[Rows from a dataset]

● ● ● ● ● ● ●

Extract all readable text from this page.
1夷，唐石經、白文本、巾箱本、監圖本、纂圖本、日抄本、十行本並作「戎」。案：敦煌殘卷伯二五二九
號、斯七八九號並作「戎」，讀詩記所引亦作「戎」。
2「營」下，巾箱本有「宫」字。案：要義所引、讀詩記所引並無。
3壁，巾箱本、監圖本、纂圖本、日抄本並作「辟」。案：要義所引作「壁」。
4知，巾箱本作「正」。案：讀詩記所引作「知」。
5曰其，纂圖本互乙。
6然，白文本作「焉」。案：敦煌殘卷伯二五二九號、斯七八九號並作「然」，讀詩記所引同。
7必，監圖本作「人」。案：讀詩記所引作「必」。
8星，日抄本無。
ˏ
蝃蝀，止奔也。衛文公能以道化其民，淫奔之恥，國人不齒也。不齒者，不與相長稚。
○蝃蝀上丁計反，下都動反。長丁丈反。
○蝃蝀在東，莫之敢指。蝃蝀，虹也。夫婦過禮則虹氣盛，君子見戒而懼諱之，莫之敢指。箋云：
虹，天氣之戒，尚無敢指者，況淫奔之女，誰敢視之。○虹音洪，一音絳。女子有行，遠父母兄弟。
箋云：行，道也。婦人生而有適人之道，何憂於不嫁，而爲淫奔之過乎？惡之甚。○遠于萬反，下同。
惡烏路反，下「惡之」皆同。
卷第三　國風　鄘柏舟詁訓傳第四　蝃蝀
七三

● ● ● ● ● ● ●

Stated task: Repeat all the entries exactly as given.

Task solution:
Extract all readable text from this page.
1夷，唐石經、白文本、巾箱本、監圖本、纂圖本、日抄本、十行本並作「戎」。案：敦煌殘卷伯二五二九
號、斯七八九號並作「戎」，讀詩記所引亦作「戎」。
2「營」下，巾箱本有「宫」字。案：要義所引、讀詩記所引並無。
3壁，巾箱本、監圖本、纂圖本、日抄本並作「辟」。案：要義所引作「壁」。
4知，巾箱本作「正」。案：讀詩記所引作「知」。
5曰其，纂圖本互乙。
6然，白文本作「焉」。案：敦煌殘卷伯二五二九號、斯七八九號並作「然」，讀詩記所引同。
7必，監圖本作「人」。案：讀詩記所引作「必」。
8星，日抄本無。
ˏ
蝃蝀，止奔也。衛文公能以道化其民，淫奔之恥，國人不齒也。不齒者，不與相長稚。
○蝃蝀上丁計反，下都動反。長丁丈反。
○蝃蝀在東，莫之敢指。蝃蝀，虹也。夫婦過禮則虹氣盛，君子見戒而懼諱之，莫之敢指。箋云：
虹，天氣之戒，尚無敢指者，況淫奔之女，誰敢視之。○虹音洪，一音絳。女子有行，遠父母兄弟。
箋云：行，道也。婦人生而有適人之道，何憂於不嫁，而爲淫奔之過乎？惡之甚。○遠于萬反，下同。
惡烏路反，下「惡之」皆同。
卷第三　國風　鄘柏舟詁訓傳第四　蝃蝀
七三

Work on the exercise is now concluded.